* [Records about charts and figures]
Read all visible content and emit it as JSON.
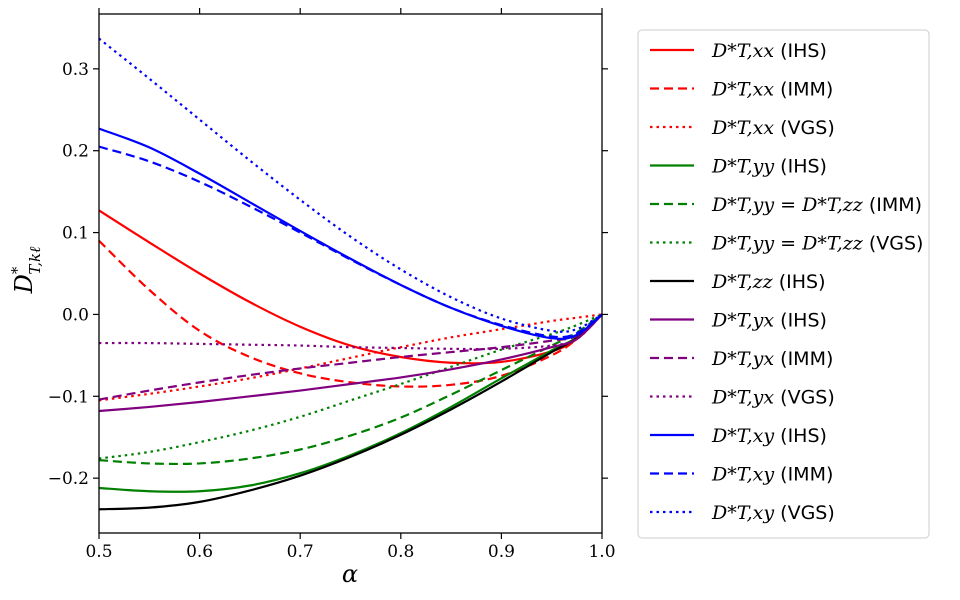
{
  "chart_data": {
    "type": "line",
    "xlabel": "α",
    "ylabel": "D*_{T,kℓ}",
    "xlim": [
      0.5,
      1.0
    ],
    "ylim": [
      -0.267,
      0.367
    ],
    "xticks": [
      0.5,
      0.6,
      0.7,
      0.8,
      0.9,
      1.0
    ],
    "xtick_labels": [
      "0.5",
      "0.6",
      "0.7",
      "0.8",
      "0.9",
      "1.0"
    ],
    "yticks": [
      -0.2,
      -0.1,
      0.0,
      0.1,
      0.2,
      0.3
    ],
    "ytick_labels": [
      "−0.2",
      "−0.1",
      "0.0",
      "0.1",
      "0.2",
      "0.3"
    ],
    "grid": false,
    "legend_position": "outside-right",
    "x": [
      0.5,
      0.55,
      0.6,
      0.65,
      0.7,
      0.75,
      0.8,
      0.85,
      0.9,
      0.95,
      0.975,
      1.0
    ],
    "series": [
      {
        "name": "D*_{T,xx} (IHS)",
        "math": "D*T,xx",
        "method": "(IHS)",
        "color": "#ff0000",
        "dash": "solid",
        "values": [
          0.127,
          0.088,
          0.05,
          0.015,
          -0.015,
          -0.038,
          -0.052,
          -0.059,
          -0.058,
          -0.045,
          -0.03,
          0.0
        ]
      },
      {
        "name": "D*_{T,xx} (IMM)",
        "math": "D*T,xx",
        "method": "(IMM)",
        "color": "#ff0000",
        "dash": "dashed",
        "values": [
          0.09,
          0.03,
          -0.02,
          -0.052,
          -0.072,
          -0.083,
          -0.088,
          -0.086,
          -0.075,
          -0.05,
          -0.03,
          0.0
        ]
      },
      {
        "name": "D*_{T,xx} (VGS)",
        "math": "D*T,xx",
        "method": "(VGS)",
        "color": "#ff0000",
        "dash": "dotted",
        "values": [
          -0.105,
          -0.097,
          -0.088,
          -0.078,
          -0.066,
          -0.053,
          -0.04,
          -0.028,
          -0.018,
          -0.008,
          -0.004,
          0.0
        ]
      },
      {
        "name": "D*_{T,yy} (IHS)",
        "math": "D*T,yy",
        "method": "(IHS)",
        "color": "#008000",
        "dash": "solid",
        "values": [
          -0.212,
          -0.216,
          -0.216,
          -0.209,
          -0.194,
          -0.172,
          -0.145,
          -0.113,
          -0.078,
          -0.044,
          -0.028,
          0.0
        ]
      },
      {
        "name": "D*_{T,yy} = D*_{T,zz} (IMM)",
        "math": "D*T,yy = D*T,zz",
        "method": "(IMM)",
        "color": "#008000",
        "dash": "dashed",
        "values": [
          -0.178,
          -0.182,
          -0.182,
          -0.176,
          -0.165,
          -0.148,
          -0.126,
          -0.098,
          -0.068,
          -0.038,
          -0.022,
          0.0
        ]
      },
      {
        "name": "D*_{T,yy} = D*_{T,zz} (VGS)",
        "math": "D*T,yy = D*T,zz",
        "method": "(VGS)",
        "color": "#008000",
        "dash": "dotted",
        "values": [
          -0.176,
          -0.168,
          -0.156,
          -0.142,
          -0.125,
          -0.105,
          -0.085,
          -0.064,
          -0.043,
          -0.024,
          -0.013,
          0.0
        ]
      },
      {
        "name": "D*_{T,zz} (IHS)",
        "math": "D*T,zz",
        "method": "(IHS)",
        "color": "#000000",
        "dash": "solid",
        "values": [
          -0.238,
          -0.236,
          -0.229,
          -0.215,
          -0.197,
          -0.174,
          -0.147,
          -0.116,
          -0.082,
          -0.046,
          -0.029,
          0.0
        ]
      },
      {
        "name": "D*_{T,yx} (IHS)",
        "math": "D*T,yx",
        "method": "(IHS)",
        "color": "#800080",
        "dash": "solid",
        "values": [
          -0.118,
          -0.113,
          -0.107,
          -0.1,
          -0.093,
          -0.085,
          -0.077,
          -0.067,
          -0.055,
          -0.04,
          -0.03,
          0.0
        ]
      },
      {
        "name": "D*_{T,yx} (IMM)",
        "math": "D*T,yx",
        "method": "(IMM)",
        "color": "#800080",
        "dash": "dashed",
        "values": [
          -0.104,
          -0.093,
          -0.083,
          -0.074,
          -0.066,
          -0.059,
          -0.052,
          -0.046,
          -0.04,
          -0.032,
          -0.026,
          0.0
        ]
      },
      {
        "name": "D*_{T,yx} (VGS)",
        "math": "D*T,yx",
        "method": "(VGS)",
        "color": "#800080",
        "dash": "dotted",
        "values": [
          -0.035,
          -0.035,
          -0.036,
          -0.037,
          -0.038,
          -0.04,
          -0.041,
          -0.042,
          -0.042,
          -0.038,
          -0.03,
          0.0
        ]
      },
      {
        "name": "D*_{T,xy} (IHS)",
        "math": "D*T,xy",
        "method": "(IHS)",
        "color": "#0000ff",
        "dash": "solid",
        "values": [
          0.227,
          0.204,
          0.172,
          0.137,
          0.102,
          0.068,
          0.036,
          0.008,
          -0.014,
          -0.029,
          -0.025,
          0.0
        ]
      },
      {
        "name": "D*_{T,xy} (IMM)",
        "math": "D*T,xy",
        "method": "(IMM)",
        "color": "#0000ff",
        "dash": "dashed",
        "values": [
          0.205,
          0.187,
          0.162,
          0.132,
          0.1,
          0.067,
          0.036,
          0.008,
          -0.013,
          -0.027,
          -0.023,
          0.0
        ]
      },
      {
        "name": "D*_{T,xy} (VGS)",
        "math": "D*T,xy",
        "method": "(VGS)",
        "color": "#0000ff",
        "dash": "dotted",
        "values": [
          0.337,
          0.288,
          0.238,
          0.188,
          0.14,
          0.095,
          0.055,
          0.021,
          -0.005,
          -0.02,
          -0.018,
          0.0
        ]
      }
    ]
  }
}
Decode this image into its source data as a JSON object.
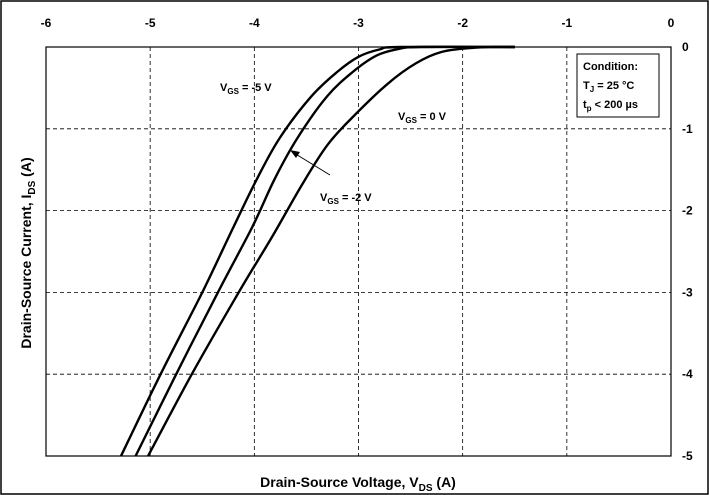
{
  "chart_data": {
    "type": "line",
    "title": "",
    "xlabel": {
      "main": "Drain-Source Voltage, V",
      "sub": "DS",
      "unit": " (A)"
    },
    "ylabel": {
      "main": "Drain-Source Current, I",
      "sub": "DS",
      "unit": " (A)"
    },
    "xlim": [
      -6,
      0
    ],
    "ylim": [
      -5,
      0
    ],
    "x_ticks": [
      "-6",
      "-5",
      "-4",
      "-3",
      "-2",
      "-1",
      "0"
    ],
    "y_ticks": [
      "0",
      "-1",
      "-2",
      "-3",
      "-4",
      "-5"
    ],
    "x_tick_position": "top",
    "y_tick_position": "right",
    "grid": true,
    "series": [
      {
        "name": "VGS = -5 V",
        "label": {
          "main": "V",
          "sub": "GS",
          "rest": " = -5 V"
        },
        "points": [
          [
            -5.28,
            -5.0
          ],
          [
            -4.9,
            -4.0
          ],
          [
            -4.5,
            -3.0
          ],
          [
            -4.2,
            -2.2
          ],
          [
            -3.97,
            -1.6
          ],
          [
            -3.75,
            -1.1
          ],
          [
            -3.45,
            -0.6
          ],
          [
            -3.2,
            -0.3
          ],
          [
            -3.0,
            -0.12
          ],
          [
            -2.8,
            -0.03
          ],
          [
            -2.6,
            0.0
          ],
          [
            -1.5,
            0.0
          ]
        ]
      },
      {
        "name": "VGS = -2 V",
        "label": {
          "main": "V",
          "sub": "GS",
          "rest": " = -2 V"
        },
        "points": [
          [
            -5.14,
            -5.0
          ],
          [
            -4.75,
            -4.0
          ],
          [
            -4.35,
            -3.0
          ],
          [
            -4.02,
            -2.2
          ],
          [
            -3.8,
            -1.6
          ],
          [
            -3.58,
            -1.1
          ],
          [
            -3.3,
            -0.6
          ],
          [
            -3.05,
            -0.3
          ],
          [
            -2.82,
            -0.1
          ],
          [
            -2.6,
            -0.02
          ],
          [
            -2.4,
            0.0
          ],
          [
            -1.5,
            0.0
          ]
        ]
      },
      {
        "name": "VGS = 0 V",
        "label": {
          "main": "V",
          "sub": "GS",
          "rest": " = 0 V"
        },
        "points": [
          [
            -5.02,
            -5.0
          ],
          [
            -4.6,
            -4.0
          ],
          [
            -4.15,
            -3.0
          ],
          [
            -3.82,
            -2.3
          ],
          [
            -3.55,
            -1.7
          ],
          [
            -3.3,
            -1.2
          ],
          [
            -3.05,
            -0.85
          ],
          [
            -2.72,
            -0.45
          ],
          [
            -2.45,
            -0.2
          ],
          [
            -2.2,
            -0.06
          ],
          [
            -1.9,
            -0.01
          ],
          [
            -1.7,
            0.0
          ],
          [
            -1.5,
            0.0
          ]
        ]
      }
    ],
    "annotation": {
      "title": "Condition:",
      "line1": {
        "main": "T",
        "sub": "J",
        "rest": " = 25 °C"
      },
      "line2": {
        "main": "t",
        "sub": "p",
        "rest": " < 200 µs"
      }
    }
  }
}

* [Short exercise] Pull out all lines from the entries above that include the word "rest".

* [Completed exercise]
          "rest": " = -5 V"
          "rest": " = -2 V"
          "rest": " = 0 V"
        "rest": " = 25 °C"
        "rest": " < 200 µs"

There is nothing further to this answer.